Dataset extract:
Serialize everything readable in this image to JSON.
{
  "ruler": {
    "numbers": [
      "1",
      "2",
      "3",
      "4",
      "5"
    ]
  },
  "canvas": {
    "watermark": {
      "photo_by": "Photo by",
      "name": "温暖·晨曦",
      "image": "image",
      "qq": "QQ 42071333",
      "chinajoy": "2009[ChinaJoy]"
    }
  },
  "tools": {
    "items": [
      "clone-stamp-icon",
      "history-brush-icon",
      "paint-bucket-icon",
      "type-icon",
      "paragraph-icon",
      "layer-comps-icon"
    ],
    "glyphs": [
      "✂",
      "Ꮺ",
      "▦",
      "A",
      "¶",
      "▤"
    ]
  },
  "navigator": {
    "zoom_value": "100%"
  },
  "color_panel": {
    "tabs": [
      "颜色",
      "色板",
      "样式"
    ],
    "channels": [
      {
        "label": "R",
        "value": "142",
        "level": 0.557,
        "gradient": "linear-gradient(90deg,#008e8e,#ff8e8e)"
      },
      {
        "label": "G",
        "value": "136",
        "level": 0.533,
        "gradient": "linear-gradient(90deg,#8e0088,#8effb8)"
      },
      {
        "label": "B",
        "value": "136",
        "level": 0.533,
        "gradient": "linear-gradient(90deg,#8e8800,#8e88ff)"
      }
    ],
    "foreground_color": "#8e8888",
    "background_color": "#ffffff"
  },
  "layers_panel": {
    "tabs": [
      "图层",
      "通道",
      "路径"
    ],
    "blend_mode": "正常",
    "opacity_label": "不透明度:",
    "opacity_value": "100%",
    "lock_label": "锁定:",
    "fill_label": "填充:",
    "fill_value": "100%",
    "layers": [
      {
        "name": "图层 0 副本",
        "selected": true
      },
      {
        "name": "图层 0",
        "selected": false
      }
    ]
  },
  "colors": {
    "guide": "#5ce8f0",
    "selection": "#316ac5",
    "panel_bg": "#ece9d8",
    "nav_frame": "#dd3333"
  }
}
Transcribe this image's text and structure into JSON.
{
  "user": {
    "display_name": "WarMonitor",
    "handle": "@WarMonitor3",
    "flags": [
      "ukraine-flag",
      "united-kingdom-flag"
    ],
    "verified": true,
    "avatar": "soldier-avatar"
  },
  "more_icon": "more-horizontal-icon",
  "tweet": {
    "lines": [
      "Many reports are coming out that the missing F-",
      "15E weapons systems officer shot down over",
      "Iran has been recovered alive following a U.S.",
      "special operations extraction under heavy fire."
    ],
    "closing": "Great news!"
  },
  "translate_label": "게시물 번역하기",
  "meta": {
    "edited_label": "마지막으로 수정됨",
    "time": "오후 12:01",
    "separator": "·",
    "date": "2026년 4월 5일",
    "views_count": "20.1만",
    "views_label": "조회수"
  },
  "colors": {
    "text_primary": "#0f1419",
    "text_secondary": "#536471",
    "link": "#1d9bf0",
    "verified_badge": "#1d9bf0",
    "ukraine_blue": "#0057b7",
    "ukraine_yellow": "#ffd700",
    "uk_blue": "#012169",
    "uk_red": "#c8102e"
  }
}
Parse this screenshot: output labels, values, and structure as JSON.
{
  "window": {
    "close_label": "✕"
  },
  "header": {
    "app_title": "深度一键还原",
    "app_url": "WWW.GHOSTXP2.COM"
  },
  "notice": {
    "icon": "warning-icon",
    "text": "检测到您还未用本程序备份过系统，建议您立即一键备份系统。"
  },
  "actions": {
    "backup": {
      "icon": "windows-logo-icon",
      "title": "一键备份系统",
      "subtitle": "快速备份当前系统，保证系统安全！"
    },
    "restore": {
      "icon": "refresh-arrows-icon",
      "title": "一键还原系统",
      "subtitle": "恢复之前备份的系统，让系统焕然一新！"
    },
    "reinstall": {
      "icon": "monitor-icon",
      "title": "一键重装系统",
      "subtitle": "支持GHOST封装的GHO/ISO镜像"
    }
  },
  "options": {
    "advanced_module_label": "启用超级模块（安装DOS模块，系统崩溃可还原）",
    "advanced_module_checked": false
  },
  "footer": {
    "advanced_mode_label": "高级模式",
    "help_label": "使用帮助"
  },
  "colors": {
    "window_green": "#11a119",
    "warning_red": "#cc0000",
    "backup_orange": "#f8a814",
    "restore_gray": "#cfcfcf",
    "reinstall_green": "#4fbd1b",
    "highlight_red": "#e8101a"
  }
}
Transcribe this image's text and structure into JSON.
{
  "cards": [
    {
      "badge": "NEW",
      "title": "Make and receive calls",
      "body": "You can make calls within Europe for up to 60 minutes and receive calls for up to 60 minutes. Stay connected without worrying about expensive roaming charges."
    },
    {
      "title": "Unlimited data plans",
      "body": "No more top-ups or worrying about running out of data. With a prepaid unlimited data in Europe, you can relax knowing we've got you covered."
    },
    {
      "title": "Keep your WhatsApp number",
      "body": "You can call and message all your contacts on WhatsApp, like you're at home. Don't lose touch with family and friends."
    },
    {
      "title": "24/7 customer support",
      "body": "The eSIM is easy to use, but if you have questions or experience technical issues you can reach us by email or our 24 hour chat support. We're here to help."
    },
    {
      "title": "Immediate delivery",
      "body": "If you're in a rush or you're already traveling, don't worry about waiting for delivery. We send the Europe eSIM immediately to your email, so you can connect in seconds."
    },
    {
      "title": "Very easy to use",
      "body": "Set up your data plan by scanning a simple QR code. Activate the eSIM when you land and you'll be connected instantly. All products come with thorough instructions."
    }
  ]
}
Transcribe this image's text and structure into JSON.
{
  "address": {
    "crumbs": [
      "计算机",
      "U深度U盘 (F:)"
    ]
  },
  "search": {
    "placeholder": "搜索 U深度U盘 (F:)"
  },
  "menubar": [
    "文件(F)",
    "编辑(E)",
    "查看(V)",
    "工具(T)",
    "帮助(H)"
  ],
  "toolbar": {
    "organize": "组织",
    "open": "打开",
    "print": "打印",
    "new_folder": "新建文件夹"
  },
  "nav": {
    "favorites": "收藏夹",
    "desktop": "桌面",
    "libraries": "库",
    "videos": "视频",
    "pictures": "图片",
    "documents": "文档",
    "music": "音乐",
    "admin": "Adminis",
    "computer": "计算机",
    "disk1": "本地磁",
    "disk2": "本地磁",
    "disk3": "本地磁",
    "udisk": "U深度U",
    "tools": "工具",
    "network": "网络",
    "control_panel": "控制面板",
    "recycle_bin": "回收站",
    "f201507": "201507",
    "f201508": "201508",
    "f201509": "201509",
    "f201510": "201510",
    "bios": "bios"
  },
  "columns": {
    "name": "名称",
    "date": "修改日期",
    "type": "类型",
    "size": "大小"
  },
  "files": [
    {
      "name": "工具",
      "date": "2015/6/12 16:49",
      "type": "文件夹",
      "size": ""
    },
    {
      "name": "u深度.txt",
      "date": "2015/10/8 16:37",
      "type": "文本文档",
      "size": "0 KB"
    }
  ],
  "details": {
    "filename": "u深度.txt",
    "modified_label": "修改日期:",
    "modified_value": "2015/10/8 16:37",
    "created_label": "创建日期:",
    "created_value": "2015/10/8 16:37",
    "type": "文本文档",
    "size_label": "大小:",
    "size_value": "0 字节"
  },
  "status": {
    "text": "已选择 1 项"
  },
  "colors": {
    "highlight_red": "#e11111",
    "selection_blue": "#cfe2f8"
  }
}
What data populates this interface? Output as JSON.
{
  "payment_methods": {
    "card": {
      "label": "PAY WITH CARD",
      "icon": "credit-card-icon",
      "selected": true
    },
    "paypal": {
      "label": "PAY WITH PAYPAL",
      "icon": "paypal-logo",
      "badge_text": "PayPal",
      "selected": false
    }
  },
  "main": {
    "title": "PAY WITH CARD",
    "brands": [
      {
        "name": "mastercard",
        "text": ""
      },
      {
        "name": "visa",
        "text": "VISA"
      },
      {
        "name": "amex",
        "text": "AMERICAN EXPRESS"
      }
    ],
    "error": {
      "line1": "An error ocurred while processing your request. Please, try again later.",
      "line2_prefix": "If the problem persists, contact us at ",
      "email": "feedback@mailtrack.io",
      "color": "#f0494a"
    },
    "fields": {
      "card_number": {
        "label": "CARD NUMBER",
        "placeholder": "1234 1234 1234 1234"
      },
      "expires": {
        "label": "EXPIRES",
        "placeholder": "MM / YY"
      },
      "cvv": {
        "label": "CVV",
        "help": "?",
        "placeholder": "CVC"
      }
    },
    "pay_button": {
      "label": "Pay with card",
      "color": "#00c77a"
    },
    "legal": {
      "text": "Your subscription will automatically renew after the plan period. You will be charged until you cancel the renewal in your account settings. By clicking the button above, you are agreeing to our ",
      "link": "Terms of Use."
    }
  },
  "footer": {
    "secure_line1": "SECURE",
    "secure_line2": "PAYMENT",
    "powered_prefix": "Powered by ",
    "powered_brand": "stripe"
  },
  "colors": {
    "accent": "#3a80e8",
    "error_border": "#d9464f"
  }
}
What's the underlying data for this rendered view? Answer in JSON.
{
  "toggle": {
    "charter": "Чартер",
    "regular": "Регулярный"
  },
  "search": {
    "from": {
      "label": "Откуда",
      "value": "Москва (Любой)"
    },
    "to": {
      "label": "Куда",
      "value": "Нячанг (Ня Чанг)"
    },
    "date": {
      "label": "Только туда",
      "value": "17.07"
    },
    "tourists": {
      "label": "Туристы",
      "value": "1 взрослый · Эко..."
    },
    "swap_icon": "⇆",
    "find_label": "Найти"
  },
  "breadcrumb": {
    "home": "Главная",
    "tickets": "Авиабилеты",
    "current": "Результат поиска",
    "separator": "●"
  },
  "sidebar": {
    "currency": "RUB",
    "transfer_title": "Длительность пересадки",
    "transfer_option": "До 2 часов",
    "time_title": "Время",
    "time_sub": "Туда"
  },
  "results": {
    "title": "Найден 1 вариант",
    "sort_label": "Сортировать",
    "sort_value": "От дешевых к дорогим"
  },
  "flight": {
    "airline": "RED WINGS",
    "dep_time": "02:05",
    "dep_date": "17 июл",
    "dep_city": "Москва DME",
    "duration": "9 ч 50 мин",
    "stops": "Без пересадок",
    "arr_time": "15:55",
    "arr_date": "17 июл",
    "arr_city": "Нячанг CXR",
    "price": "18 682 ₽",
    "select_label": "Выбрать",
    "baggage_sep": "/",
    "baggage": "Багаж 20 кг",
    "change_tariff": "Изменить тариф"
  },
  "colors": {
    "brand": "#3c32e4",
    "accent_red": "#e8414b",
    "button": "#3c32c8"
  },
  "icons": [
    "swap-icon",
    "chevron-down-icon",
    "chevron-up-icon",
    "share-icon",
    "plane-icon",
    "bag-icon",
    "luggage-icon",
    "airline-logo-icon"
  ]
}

Your task: Scan the lines for the string "eSIM". Copy out each line that matches.

Result of this exercise:
      "body": "The eSIM is easy to use, but if you have questions or experience technical issues you can reach us by email or our 24 hour chat support. We're here to help."
      "body": "If you're in a rush or you're already traveling, don't worry about waiting for delivery. We send the Europe eSIM immediately to your email, so you can connect in seconds."
      "body": "Set up your data plan by scanning a simple QR code. Activate the eSIM when you land and you'll be connected instantly. All products come with thorough instructions."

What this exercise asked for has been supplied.